WHAT THE EXERCISE ASKS: Filter the listing below, copying every line in which the word "Senior" appears.

DATA FOR THIS EXERCISE:
* Start *

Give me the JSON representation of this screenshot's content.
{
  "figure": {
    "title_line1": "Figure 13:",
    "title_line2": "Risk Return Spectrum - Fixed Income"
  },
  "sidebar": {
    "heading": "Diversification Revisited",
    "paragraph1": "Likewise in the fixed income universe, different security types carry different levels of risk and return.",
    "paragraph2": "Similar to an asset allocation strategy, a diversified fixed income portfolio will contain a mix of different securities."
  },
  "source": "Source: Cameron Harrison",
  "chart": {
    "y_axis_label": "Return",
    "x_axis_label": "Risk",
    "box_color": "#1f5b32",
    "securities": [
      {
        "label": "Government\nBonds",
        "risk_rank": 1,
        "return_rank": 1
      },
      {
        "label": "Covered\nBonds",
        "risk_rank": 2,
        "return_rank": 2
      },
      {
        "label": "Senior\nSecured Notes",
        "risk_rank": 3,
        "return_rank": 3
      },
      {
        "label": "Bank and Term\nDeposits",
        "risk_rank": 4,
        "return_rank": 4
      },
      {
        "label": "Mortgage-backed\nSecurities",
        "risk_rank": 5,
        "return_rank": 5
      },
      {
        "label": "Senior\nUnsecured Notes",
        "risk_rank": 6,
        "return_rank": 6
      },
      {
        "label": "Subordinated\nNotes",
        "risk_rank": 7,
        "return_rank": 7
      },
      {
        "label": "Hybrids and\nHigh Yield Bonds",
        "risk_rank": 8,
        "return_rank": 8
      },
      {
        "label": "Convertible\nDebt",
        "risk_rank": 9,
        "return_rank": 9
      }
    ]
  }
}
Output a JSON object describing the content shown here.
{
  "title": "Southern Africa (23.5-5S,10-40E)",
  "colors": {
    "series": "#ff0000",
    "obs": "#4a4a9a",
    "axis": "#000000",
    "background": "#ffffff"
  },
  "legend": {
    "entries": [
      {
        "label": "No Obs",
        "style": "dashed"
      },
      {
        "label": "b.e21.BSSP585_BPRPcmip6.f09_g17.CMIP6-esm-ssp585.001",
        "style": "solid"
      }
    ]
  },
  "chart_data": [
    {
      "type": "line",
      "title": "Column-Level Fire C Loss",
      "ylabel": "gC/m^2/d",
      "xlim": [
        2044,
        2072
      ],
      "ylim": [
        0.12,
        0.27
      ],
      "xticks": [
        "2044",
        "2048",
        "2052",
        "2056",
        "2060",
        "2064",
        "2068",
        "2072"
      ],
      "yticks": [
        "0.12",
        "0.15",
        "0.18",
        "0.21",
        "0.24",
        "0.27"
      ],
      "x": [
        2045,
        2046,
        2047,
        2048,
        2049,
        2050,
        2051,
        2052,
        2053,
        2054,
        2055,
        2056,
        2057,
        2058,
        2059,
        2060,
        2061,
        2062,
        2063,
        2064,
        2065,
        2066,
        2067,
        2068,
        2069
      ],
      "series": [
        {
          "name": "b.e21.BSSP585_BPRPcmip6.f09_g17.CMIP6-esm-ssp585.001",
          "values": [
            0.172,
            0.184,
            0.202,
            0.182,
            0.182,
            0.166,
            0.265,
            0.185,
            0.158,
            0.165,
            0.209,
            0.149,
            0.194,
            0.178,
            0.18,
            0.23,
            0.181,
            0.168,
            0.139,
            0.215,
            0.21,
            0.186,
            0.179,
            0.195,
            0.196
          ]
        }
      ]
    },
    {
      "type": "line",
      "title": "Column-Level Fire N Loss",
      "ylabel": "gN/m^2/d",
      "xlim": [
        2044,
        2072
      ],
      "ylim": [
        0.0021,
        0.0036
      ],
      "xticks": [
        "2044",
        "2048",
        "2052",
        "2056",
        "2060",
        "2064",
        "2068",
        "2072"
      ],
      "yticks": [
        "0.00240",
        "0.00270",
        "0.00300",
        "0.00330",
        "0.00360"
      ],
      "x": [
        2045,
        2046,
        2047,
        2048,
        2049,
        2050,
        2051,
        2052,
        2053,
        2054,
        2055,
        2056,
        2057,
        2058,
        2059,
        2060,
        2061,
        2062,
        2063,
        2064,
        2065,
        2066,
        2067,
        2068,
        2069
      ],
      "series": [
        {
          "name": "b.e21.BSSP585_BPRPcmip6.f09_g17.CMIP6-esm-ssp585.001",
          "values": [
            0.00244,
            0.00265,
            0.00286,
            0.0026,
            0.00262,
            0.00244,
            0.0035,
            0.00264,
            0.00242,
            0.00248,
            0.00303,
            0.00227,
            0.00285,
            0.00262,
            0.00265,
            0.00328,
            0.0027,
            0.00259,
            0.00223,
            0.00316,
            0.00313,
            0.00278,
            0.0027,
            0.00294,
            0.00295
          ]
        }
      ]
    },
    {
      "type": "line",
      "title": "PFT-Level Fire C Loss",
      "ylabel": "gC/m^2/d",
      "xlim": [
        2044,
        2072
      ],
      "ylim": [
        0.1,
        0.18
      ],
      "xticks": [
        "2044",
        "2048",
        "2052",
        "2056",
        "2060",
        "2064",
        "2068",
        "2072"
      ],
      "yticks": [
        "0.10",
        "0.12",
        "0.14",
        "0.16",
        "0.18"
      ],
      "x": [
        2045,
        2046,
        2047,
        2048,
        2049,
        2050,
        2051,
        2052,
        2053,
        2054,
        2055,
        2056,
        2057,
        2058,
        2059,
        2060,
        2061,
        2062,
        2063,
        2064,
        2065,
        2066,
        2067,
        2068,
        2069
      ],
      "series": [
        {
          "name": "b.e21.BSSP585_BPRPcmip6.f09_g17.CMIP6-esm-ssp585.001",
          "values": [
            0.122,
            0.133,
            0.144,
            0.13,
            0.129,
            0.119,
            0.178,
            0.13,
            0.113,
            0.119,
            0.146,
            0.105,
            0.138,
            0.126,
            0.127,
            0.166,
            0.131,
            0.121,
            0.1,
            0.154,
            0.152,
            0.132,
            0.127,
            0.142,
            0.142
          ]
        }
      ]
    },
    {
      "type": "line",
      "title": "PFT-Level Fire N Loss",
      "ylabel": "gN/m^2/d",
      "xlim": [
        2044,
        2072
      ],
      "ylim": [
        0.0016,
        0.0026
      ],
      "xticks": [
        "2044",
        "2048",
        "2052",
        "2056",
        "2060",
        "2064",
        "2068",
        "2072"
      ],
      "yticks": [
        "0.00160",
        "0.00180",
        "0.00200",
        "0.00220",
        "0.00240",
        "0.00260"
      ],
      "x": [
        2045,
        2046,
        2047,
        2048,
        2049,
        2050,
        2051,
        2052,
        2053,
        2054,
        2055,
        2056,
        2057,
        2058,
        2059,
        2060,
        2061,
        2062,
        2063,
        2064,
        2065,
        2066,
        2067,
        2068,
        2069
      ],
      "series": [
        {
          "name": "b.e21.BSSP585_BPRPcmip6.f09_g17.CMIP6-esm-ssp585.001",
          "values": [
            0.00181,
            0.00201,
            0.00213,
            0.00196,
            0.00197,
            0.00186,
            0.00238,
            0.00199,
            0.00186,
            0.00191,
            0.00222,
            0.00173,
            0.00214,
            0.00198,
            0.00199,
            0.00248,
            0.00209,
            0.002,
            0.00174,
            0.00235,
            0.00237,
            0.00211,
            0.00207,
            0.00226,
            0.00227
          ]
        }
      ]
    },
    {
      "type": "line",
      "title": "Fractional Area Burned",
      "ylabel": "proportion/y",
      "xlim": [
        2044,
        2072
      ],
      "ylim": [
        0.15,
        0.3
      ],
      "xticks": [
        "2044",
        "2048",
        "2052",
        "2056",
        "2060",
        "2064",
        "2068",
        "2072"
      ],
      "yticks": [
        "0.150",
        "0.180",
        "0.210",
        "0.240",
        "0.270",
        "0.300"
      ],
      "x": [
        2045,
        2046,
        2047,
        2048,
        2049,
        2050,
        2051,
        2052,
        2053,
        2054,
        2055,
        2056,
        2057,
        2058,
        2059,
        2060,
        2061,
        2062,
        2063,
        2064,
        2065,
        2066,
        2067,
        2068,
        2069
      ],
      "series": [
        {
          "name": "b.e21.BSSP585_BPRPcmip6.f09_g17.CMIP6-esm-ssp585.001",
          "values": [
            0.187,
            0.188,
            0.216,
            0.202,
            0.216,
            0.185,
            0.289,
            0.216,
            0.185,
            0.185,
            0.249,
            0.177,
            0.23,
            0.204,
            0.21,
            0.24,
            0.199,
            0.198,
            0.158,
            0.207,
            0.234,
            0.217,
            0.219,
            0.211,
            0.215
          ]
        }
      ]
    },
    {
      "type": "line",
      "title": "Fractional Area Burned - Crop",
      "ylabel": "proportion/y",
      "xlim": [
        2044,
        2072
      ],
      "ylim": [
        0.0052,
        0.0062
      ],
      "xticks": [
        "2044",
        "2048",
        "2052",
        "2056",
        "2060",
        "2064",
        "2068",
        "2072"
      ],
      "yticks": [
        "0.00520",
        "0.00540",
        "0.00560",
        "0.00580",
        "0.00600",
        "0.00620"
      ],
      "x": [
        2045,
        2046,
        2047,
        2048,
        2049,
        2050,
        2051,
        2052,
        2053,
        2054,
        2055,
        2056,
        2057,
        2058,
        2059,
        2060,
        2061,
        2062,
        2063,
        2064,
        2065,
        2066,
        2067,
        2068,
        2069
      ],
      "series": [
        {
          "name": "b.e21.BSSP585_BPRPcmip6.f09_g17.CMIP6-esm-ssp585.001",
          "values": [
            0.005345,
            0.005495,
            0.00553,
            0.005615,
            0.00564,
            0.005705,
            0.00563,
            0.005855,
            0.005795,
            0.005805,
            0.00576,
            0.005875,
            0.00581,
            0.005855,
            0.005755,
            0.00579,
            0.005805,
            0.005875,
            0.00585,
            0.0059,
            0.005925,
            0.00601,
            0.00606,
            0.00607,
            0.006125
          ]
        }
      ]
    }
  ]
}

* End *

RESPONSE BELOW:
        "label": "Senior\nSecured Notes",
        "label": "Senior\nUnsecured Notes",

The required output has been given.